-- start Records supplied --
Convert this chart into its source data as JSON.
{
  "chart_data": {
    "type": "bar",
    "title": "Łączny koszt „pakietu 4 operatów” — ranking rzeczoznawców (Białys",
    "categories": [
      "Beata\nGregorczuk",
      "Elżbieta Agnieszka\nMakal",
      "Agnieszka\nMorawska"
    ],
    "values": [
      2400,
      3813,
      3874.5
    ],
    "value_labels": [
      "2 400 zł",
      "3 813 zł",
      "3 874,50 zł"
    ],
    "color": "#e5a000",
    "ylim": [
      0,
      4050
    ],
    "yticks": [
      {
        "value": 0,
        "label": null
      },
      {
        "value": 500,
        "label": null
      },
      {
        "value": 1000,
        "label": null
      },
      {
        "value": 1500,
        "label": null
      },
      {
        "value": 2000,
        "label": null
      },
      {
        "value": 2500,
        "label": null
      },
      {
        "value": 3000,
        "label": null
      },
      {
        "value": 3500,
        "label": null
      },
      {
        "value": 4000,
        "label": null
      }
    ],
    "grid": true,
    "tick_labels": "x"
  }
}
-- end Records supplied --
§ What you are asked to do
Every record should be given again exactly.

§ Exercise answer
Convert this chart into its source data as JSON.
{
  "chart_data": {
    "type": "bar",
    "title": "Łączny koszt „pakietu 4 operatów” — ranking rzeczoznawców (Białys",
    "categories": [
      "Beata\nGregorczuk",
      "Elżbieta Agnieszka\nMakal",
      "Agnieszka\nMorawska"
    ],
    "values": [
      2400,
      3813,
      3874.5
    ],
    "value_labels": [
      "2 400 zł",
      "3 813 zł",
      "3 874,50 zł"
    ],
    "color": "#e5a000",
    "ylim": [
      0,
      4050
    ],
    "yticks": [
      {
        "value": 0,
        "label": null
      },
      {
        "value": 500,
        "label": null
      },
      {
        "value": 1000,
        "label": null
      },
      {
        "value": 1500,
        "label": null
      },
      {
        "value": 2000,
        "label": null
      },
      {
        "value": 2500,
        "label": null
      },
      {
        "value": 3000,
        "label": null
      },
      {
        "value": 3500,
        "label": null
      },
      {
        "value": 4000,
        "label": null
      }
    ],
    "grid": true,
    "tick_labels": "x"
  }
}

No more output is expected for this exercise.